Dataset items
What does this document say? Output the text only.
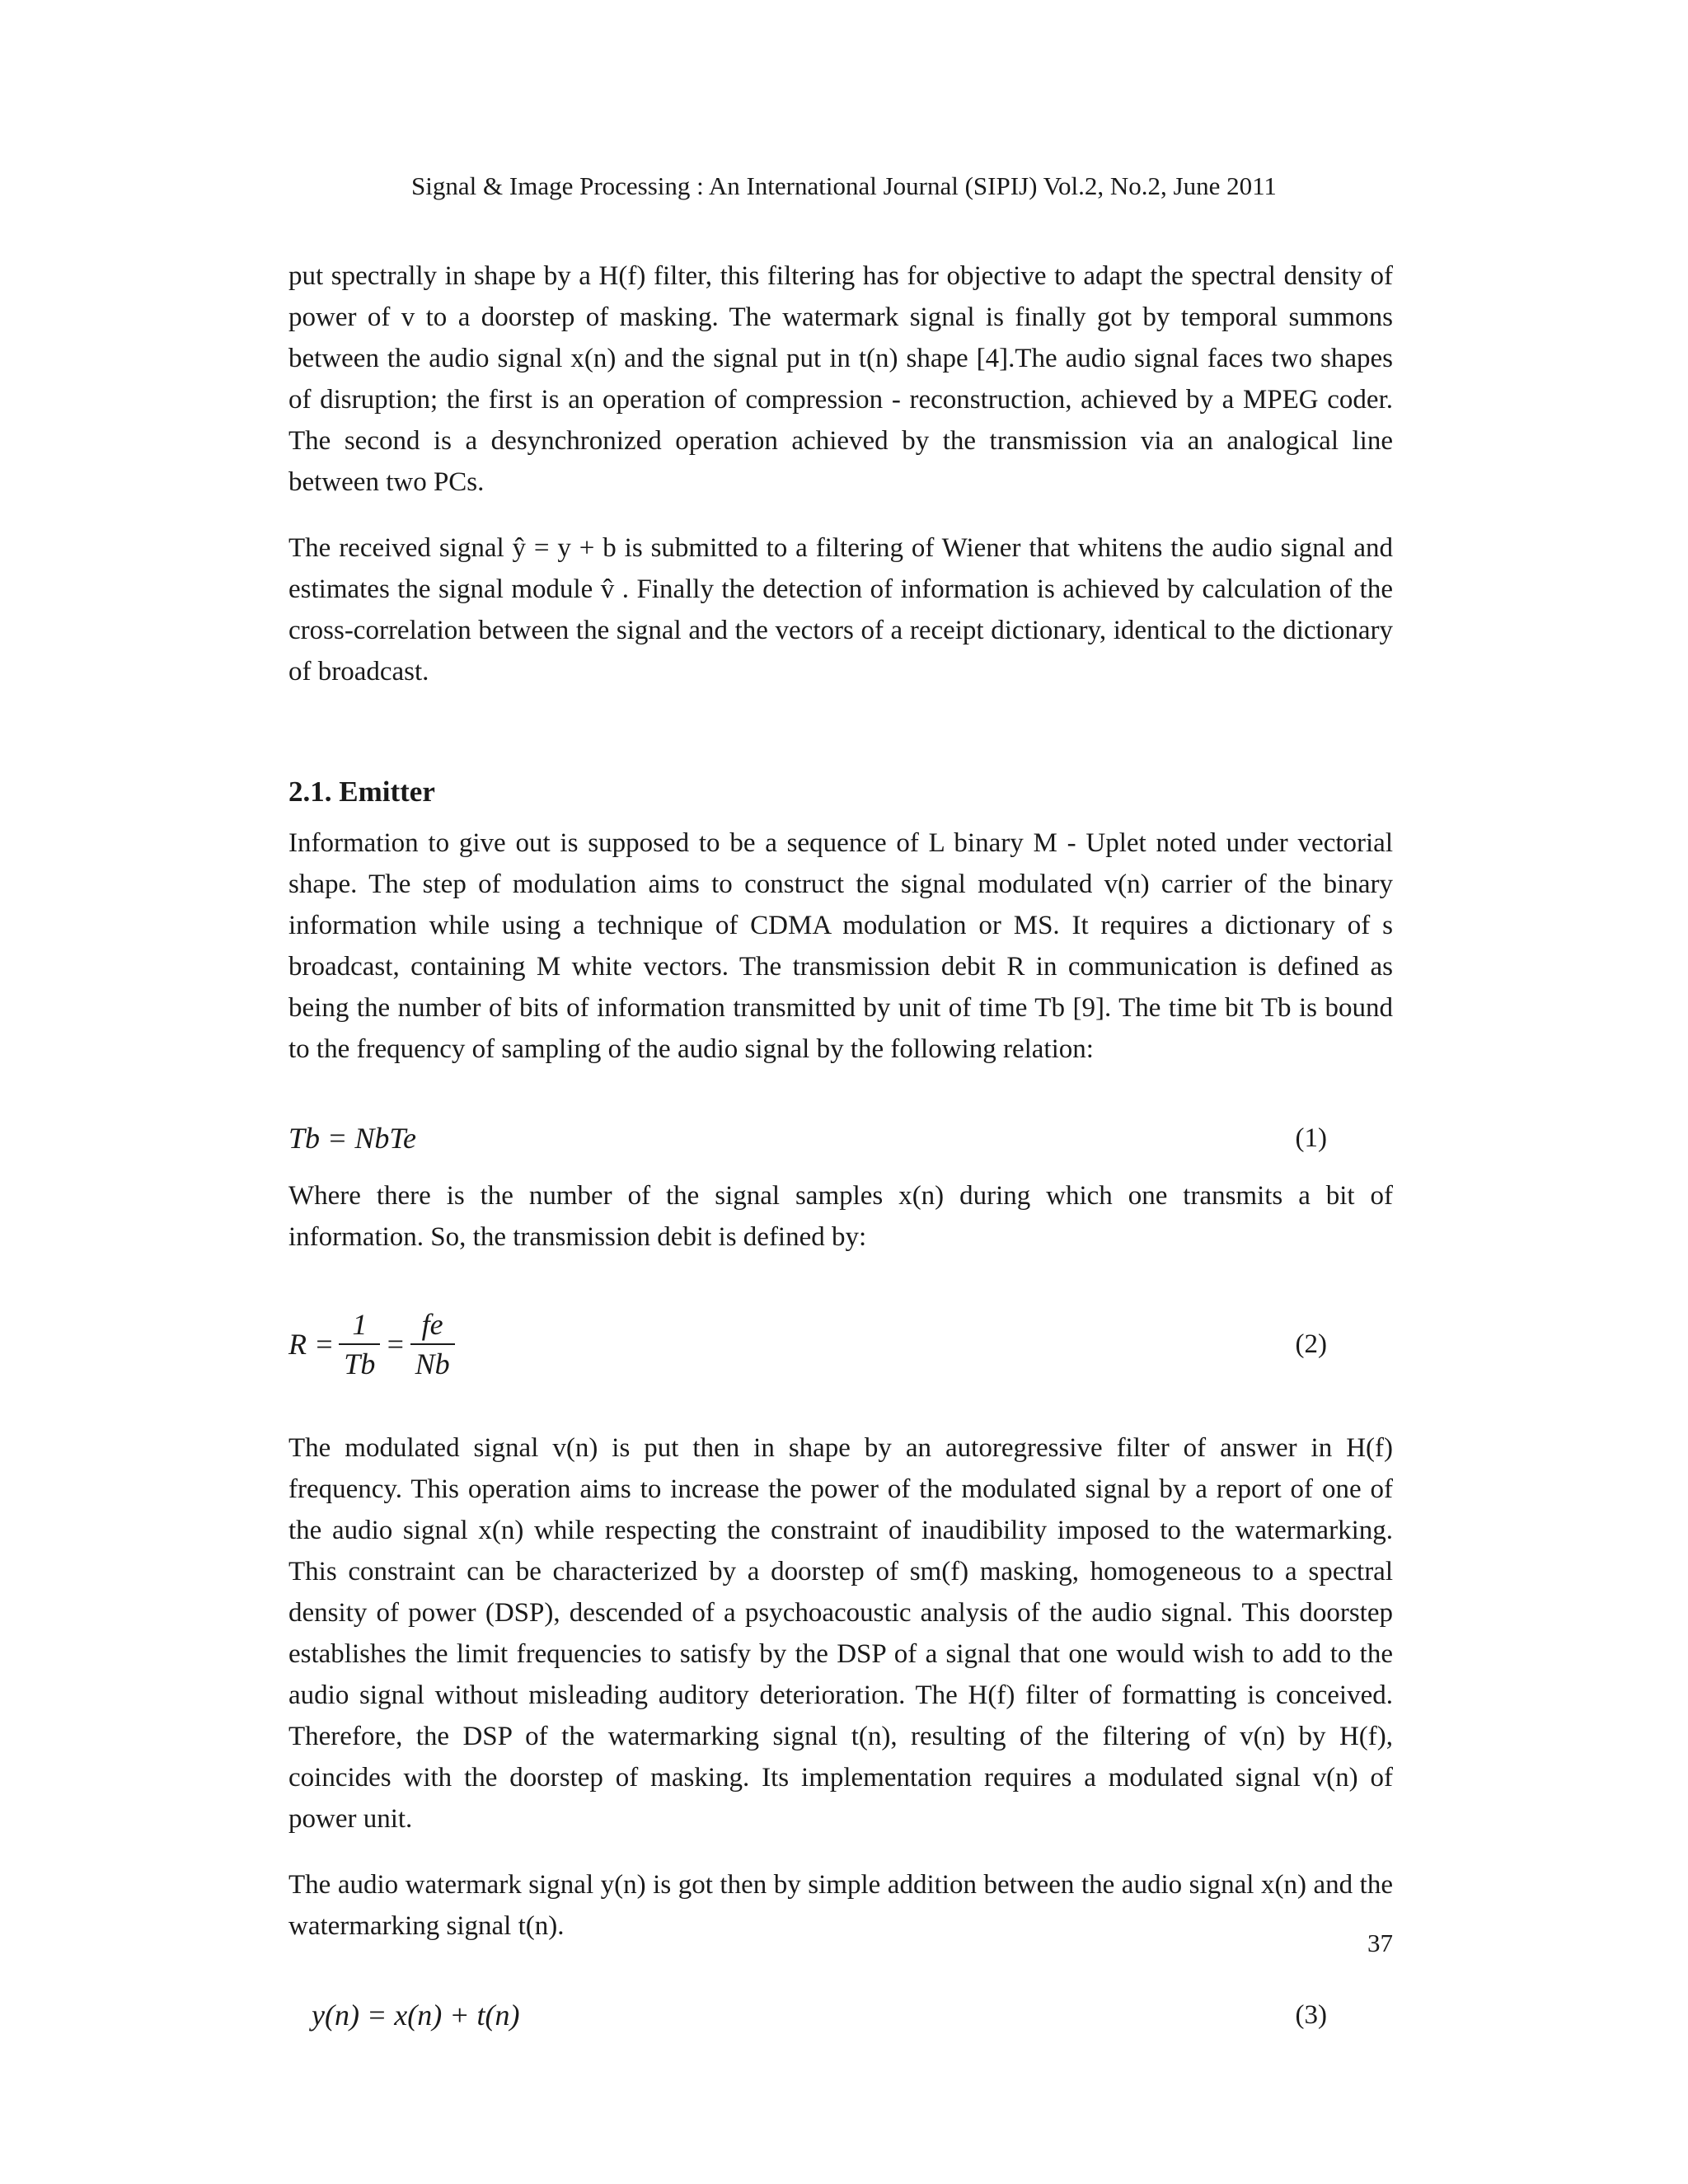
Signal & Image Processing : An International Journal (SIPIJ) Vol.2, No.2, June 2011

put spectrally in shape by a H(f) filter, this filtering has for objective to adapt the spectral density of power of v to a doorstep of masking. The watermark signal is finally got by temporal summons between the audio signal x(n) and the signal put in t(n) shape [4].The audio signal faces two shapes of disruption; the first is an operation of compression - reconstruction, achieved by a MPEG coder. The second is a desynchronized operation achieved by the transmission via an analogical line between two PCs.

The received signal ŷ = y + b is submitted to a filtering of Wiener that whitens the audio signal and estimates the signal module v̂ . Finally the detection of information is achieved by calculation of the cross-correlation between the signal and the vectors of a receipt dictionary, identical to the dictionary of broadcast.

2.1. Emitter

Information to give out is supposed to be a sequence of L binary M - Uplet noted under vectorial shape. The step of modulation aims to construct the signal modulated v(n) carrier of the binary information while using a technique of CDMA modulation or MS. It requires a dictionary of s broadcast, containing M white vectors. The transmission debit R in communication is defined as being the number of bits of information transmitted by unit of time Tb [9]. The time bit Tb is bound to the frequency of sampling of the audio signal by the following relation:

Tb = NbTe	(1)

Where there is the number of the signal samples x(n) during which one transmits a bit of information. So, the transmission debit is defined by:

$R = \frac{1}{Tb} = \frac{fe}{Nb}$	(2)

The modulated signal v(n) is put then in shape by an autoregressive filter of answer in H(f) frequency. This operation aims to increase the power of the modulated signal by a report of one of the audio signal x(n) while respecting the constraint of inaudibility imposed to the watermarking. This constraint can be characterized by a doorstep of sm(f) masking, homogeneous to a spectral density of power (DSP), descended of a psychoacoustic analysis of the audio signal. This doorstep establishes the limit frequencies to satisfy by the DSP of a signal that one would wish to add to the audio signal without misleading auditory deterioration. The H(f) filter of formatting is conceived. Therefore, the DSP of the watermarking signal t(n), resulting of the filtering of v(n) by H(f), coincides with the doorstep of masking. Its implementation requires a modulated signal v(n) of power unit.

The audio watermark signal y(n) is got then by simple addition between the audio signal x(n) and the watermarking signal t(n).

y(n) = x(n) + t(n)	(3)
37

*TASK OBJECTIVE*
Quote in full the listing given above; the images are to be left out.

*FINAL ANSWER*
What does this document say? Output the text only.
Signal & Image Processing : An International Journal (SIPIJ) Vol.2, No.2, June 2011

put spectrally in shape by a H(f) filter, this filtering has for objective to adapt the spectral density of power of v to a doorstep of masking. The watermark signal is finally got by temporal summons between the audio signal x(n) and the signal put in t(n) shape [4].The audio signal faces two shapes of disruption; the first is an operation of compression - reconstruction, achieved by a MPEG coder. The second is a desynchronized operation achieved by the transmission via an analogical line between two PCs.

The received signal ŷ = y + b is submitted to a filtering of Wiener that whitens the audio signal and estimates the signal module v̂ . Finally the detection of information is achieved by calculation of the cross-correlation between the signal and the vectors of a receipt dictionary, identical to the dictionary of broadcast.

2.1. Emitter

Information to give out is supposed to be a sequence of L binary M - Uplet noted under vectorial shape. The step of modulation aims to construct the signal modulated v(n) carrier of the binary information while using a technique of CDMA modulation or MS. It requires a dictionary of s broadcast, containing M white vectors. The transmission debit R in communication is defined as being the number of bits of information transmitted by unit of time Tb [9]. The time bit Tb is bound to the frequency of sampling of the audio signal by the following relation:

Tb = NbTe	(1)

Where there is the number of the signal samples x(n) during which one transmits a bit of information. So, the transmission debit is defined by:

$R = \frac{1}{Tb} = \frac{fe}{Nb}$	(2)

The modulated signal v(n) is put then in shape by an autoregressive filter of answer in H(f) frequency. This operation aims to increase the power of the modulated signal by a report of one of the audio signal x(n) while respecting the constraint of inaudibility imposed to the watermarking. This constraint can be characterized by a doorstep of sm(f) masking, homogeneous to a spectral density of power (DSP), descended of a psychoacoustic analysis of the audio signal. This doorstep establishes the limit frequencies to satisfy by the DSP of a signal that one would wish to add to the audio signal without misleading auditory deterioration. The H(f) filter of formatting is conceived. Therefore, the DSP of the watermarking signal t(n), resulting of the filtering of v(n) by H(f), coincides with the doorstep of masking. Its implementation requires a modulated signal v(n) of power unit.

The audio watermark signal y(n) is got then by simple addition between the audio signal x(n) and the watermarking signal t(n).

y(n) = x(n) + t(n)	(3)
37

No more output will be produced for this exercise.